++++ MATERIAL FOR THIS TASK

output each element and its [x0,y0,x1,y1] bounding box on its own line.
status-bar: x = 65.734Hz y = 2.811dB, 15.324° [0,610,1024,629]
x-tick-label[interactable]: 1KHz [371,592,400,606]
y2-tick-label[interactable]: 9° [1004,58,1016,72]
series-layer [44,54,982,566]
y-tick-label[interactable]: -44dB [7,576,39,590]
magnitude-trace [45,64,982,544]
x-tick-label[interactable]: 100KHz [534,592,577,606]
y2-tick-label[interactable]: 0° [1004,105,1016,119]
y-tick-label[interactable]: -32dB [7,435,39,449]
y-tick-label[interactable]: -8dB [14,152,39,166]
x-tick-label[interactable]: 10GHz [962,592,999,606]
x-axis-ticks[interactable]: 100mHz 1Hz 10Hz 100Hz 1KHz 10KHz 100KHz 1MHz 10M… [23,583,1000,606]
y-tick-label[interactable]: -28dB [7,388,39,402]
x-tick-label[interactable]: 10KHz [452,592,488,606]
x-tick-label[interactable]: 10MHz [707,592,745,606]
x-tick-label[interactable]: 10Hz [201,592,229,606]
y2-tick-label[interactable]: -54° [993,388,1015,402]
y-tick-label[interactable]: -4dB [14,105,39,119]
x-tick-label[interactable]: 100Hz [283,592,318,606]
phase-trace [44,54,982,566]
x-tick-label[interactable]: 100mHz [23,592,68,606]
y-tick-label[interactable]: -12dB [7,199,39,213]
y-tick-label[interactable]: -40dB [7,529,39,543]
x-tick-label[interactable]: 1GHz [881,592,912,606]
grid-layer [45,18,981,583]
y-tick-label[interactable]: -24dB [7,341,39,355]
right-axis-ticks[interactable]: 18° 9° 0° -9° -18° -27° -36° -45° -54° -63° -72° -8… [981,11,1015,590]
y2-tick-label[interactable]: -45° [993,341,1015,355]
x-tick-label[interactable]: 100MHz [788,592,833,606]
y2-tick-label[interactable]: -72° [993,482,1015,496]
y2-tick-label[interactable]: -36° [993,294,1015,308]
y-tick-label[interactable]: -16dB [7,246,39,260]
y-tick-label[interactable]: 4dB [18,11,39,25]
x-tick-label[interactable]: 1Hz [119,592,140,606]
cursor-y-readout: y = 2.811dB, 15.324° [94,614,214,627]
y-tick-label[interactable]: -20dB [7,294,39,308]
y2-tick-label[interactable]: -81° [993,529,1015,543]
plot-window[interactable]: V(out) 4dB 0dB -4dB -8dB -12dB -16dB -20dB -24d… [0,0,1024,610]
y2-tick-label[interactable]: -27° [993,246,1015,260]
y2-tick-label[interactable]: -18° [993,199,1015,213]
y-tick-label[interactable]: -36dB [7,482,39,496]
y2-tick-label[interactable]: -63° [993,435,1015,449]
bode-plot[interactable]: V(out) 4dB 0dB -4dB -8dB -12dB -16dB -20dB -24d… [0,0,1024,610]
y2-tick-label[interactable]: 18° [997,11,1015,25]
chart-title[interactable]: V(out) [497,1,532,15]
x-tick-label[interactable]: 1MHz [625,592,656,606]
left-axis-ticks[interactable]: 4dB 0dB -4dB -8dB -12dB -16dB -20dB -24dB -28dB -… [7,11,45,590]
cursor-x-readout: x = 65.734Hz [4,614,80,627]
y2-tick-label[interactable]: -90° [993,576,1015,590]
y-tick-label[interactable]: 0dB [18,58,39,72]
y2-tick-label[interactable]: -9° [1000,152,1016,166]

++++++++

§ WRITTEN EXERCISE
Copy every line of the items above, character for character.

§ SOLUTION
output each element and its [x0,y0,x1,y1] bounding box on its own line.
status-bar: x = 65.734Hz y = 2.811dB, 15.324° [0,610,1024,629]
x-tick-label[interactable]: 1KHz [371,592,400,606]
y2-tick-label[interactable]: 9° [1004,58,1016,72]
series-layer [44,54,982,566]
y-tick-label[interactable]: -44dB [7,576,39,590]
magnitude-trace [45,64,982,544]
x-tick-label[interactable]: 100KHz [534,592,577,606]
y2-tick-label[interactable]: 0° [1004,105,1016,119]
y-tick-label[interactable]: -32dB [7,435,39,449]
y-tick-label[interactable]: -8dB [14,152,39,166]
x-tick-label[interactable]: 10GHz [962,592,999,606]
x-axis-ticks[interactable]: 100mHz 1Hz 10Hz 100Hz 1KHz 10KHz 100KHz 1MHz 10M… [23,583,1000,606]
y-tick-label[interactable]: -28dB [7,388,39,402]
x-tick-label[interactable]: 10KHz [452,592,488,606]
x-tick-label[interactable]: 10MHz [707,592,745,606]
x-tick-label[interactable]: 10Hz [201,592,229,606]
y2-tick-label[interactable]: -54° [993,388,1015,402]
y-tick-label[interactable]: -4dB [14,105,39,119]
x-tick-label[interactable]: 100Hz [283,592,318,606]
phase-trace [44,54,982,566]
x-tick-label[interactable]: 100mHz [23,592,68,606]
y-tick-label[interactable]: -12dB [7,199,39,213]
y-tick-label[interactable]: -40dB [7,529,39,543]
x-tick-label[interactable]: 1GHz [881,592,912,606]
grid-layer [45,18,981,583]
y-tick-label[interactable]: -24dB [7,341,39,355]
right-axis-ticks[interactable]: 18° 9° 0° -9° -18° -27° -36° -45° -54° -63° -72° -8… [981,11,1015,590]
y2-tick-label[interactable]: -45° [993,341,1015,355]
x-tick-label[interactable]: 100MHz [788,592,833,606]
y2-tick-label[interactable]: -72° [993,482,1015,496]
y2-tick-label[interactable]: -36° [993,294,1015,308]
y-tick-label[interactable]: -16dB [7,246,39,260]
y-tick-label[interactable]: 4dB [18,11,39,25]
x-tick-label[interactable]: 1Hz [119,592,140,606]
cursor-y-readout: y = 2.811dB, 15.324° [94,614,214,627]
y-tick-label[interactable]: -20dB [7,294,39,308]
y2-tick-label[interactable]: -81° [993,529,1015,543]
plot-window[interactable]: V(out) 4dB 0dB -4dB -8dB -12dB -16dB -20dB -24d… [0,0,1024,610]
y2-tick-label[interactable]: -27° [993,246,1015,260]
y2-tick-label[interactable]: -18° [993,199,1015,213]
y-tick-label[interactable]: -36dB [7,482,39,496]
y2-tick-label[interactable]: -63° [993,435,1015,449]
bode-plot[interactable]: V(out) 4dB 0dB -4dB -8dB -12dB -16dB -20dB -24d… [0,0,1024,610]
y2-tick-label[interactable]: 18° [997,11,1015,25]
chart-title[interactable]: V(out) [497,1,532,15]
x-tick-label[interactable]: 1MHz [625,592,656,606]
left-axis-ticks[interactable]: 4dB 0dB -4dB -8dB -12dB -16dB -20dB -24dB -28dB -… [7,11,45,590]
cursor-x-readout: x = 65.734Hz [4,614,80,627]
y2-tick-label[interactable]: -90° [993,576,1015,590]
y-tick-label[interactable]: 0dB [18,58,39,72]
y2-tick-label[interactable]: -9° [1000,152,1016,166]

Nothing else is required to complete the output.